實時熒光核酸恒溫擴增技術在婦女生殖道病原體感染診斷中的應用價值

劉 江 王小翠

齊齊哈爾市第一醫院,黑龍江 齊齊哈爾 161005

沙眼衣原體、解脲脲原體在婦女生殖道病原體感染中較為常見，極易導致泌尿生殖系統炎癥[1]。實時熒光核酸恒溫擴增技術(SAT)源自RNA恒溫擴增技術(TMA)，是較為新型的一種核酸檢測技術，可同時對尿液、拭子進行檢測，非侵入性操作，具有較高的特異性、靈敏性，臨床應用價值高[2]。本研究選取197例疑似婦女生殖道病原體感染患者，探討實時熒光核酸恒溫擴增技術的臨床應用效果。如下所示。

1 資料與方法

1.1一般資料 選取2018年10月-2019年10月197例疑似婦女生殖道病原體感染患者，年齡25-48歲，平均年齡(32.56±3.26)歲?；颊呔霈F尿頻、瘙癢、白帶增多等癥狀。

1.2方法 樣本均為婦女宮頸拭子，采用專用無菌拭子置入陰道中取宮頸樣本，且在取樣后及時送檢。

解脲支原體采用培養法、SAT進行檢測，在進行培養法進行檢測時，將宮頸拭子及時接種到培養基，放置到35攝氏度、5%CO2培養箱內進行培養，持續48h。

**任務說明**
能否一字不改地引用這篇恒溫擴增技術文章中，從含有「齊齊哈爾市第一醫院,黑龍江 齊齊哈爾 161005」的字句開始、到「尿頻、瘙癢、白帶增多等癥狀。」為止的那一段？ 作答時用不到下方這些紀錄。

**擷取條目**
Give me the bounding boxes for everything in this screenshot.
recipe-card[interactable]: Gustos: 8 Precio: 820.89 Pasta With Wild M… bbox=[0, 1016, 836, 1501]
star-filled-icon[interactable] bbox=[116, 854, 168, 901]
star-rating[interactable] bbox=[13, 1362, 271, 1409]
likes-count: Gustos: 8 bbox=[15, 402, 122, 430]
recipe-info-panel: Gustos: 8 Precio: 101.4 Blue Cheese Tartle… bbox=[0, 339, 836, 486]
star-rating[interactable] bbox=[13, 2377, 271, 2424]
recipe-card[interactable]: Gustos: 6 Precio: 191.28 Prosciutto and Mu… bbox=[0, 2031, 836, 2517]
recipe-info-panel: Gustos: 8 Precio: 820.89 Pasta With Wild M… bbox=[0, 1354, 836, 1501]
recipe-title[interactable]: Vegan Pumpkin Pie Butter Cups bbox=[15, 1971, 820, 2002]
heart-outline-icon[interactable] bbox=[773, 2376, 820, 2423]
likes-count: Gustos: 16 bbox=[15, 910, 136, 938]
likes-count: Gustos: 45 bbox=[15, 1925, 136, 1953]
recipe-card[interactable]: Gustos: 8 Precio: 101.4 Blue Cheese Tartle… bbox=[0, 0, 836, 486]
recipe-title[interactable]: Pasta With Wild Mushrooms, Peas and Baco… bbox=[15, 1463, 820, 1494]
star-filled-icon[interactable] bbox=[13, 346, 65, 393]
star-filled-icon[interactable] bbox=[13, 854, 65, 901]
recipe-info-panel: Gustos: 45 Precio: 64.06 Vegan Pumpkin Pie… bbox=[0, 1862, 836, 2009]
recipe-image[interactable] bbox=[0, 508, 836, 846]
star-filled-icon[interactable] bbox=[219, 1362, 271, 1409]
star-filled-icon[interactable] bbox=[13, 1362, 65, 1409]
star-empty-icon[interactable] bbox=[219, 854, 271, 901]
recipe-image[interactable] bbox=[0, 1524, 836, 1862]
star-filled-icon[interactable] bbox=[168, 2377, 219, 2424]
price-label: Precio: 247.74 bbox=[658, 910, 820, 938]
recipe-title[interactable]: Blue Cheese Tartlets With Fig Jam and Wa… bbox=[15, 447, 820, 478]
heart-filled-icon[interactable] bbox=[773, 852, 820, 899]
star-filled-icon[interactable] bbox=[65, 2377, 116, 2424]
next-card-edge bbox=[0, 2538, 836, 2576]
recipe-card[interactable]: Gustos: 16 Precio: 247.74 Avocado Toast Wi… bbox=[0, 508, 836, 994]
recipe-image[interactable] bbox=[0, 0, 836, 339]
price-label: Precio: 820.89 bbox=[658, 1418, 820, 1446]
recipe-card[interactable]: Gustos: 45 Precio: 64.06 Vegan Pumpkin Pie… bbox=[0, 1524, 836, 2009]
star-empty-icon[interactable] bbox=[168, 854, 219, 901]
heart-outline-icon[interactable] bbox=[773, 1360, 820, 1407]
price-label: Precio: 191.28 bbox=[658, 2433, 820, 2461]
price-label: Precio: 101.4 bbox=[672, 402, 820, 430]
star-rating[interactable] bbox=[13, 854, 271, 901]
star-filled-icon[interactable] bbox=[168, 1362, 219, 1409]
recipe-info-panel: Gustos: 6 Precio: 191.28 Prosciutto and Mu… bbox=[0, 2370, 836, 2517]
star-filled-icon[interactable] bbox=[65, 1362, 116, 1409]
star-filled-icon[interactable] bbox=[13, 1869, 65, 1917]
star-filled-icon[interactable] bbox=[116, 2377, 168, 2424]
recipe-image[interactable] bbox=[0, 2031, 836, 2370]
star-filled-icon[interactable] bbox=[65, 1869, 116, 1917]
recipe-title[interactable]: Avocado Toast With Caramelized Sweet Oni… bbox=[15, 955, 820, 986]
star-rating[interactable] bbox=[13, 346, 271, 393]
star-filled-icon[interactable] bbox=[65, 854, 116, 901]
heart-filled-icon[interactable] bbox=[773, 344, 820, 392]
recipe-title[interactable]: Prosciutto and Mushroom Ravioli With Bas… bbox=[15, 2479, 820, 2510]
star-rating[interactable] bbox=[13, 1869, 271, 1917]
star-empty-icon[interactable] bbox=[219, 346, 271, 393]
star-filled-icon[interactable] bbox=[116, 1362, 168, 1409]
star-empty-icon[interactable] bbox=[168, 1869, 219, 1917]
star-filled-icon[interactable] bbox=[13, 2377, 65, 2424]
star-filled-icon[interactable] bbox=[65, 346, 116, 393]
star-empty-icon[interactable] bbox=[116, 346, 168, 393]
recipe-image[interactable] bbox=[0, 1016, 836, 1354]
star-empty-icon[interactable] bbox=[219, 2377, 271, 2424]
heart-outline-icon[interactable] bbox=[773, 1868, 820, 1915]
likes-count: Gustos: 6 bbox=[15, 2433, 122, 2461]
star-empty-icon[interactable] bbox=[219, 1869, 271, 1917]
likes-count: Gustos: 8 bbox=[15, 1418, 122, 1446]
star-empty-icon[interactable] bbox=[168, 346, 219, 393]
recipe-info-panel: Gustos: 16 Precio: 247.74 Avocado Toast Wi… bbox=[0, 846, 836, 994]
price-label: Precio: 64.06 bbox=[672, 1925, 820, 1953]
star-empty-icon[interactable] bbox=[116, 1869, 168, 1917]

**練習作答**
齊齊哈爾市第一醫院,黑龍江 齊齊哈爾 161005

沙眼衣原體、解脲脲原體在婦女生殖道病原體感染中較為常見，極易導致泌尿生殖系統炎癥[1]。實時熒光核酸恒溫擴增技術(SAT)源自RNA恒溫擴增技術(TMA)，是較為新型的一種核酸檢測技術，可同時對尿液、拭子進行檢測，非侵入性操作，具有較高的特異性、靈敏性，臨床應用價值高[2]。本研究選取197例疑似婦女生殖道病原體感染患者，探討實時熒光核酸恒溫擴增技術的臨床應用效果。如下所示。

1 資料與方法

1.1一般資料 選取2018年10月-2019年10月197例疑似婦女生殖道病原體感染患者，年齡25-48歲，平均年齡(32.56±3.26)歲?；颊呔霈F尿頻、瘙癢、白帶增多等癥狀。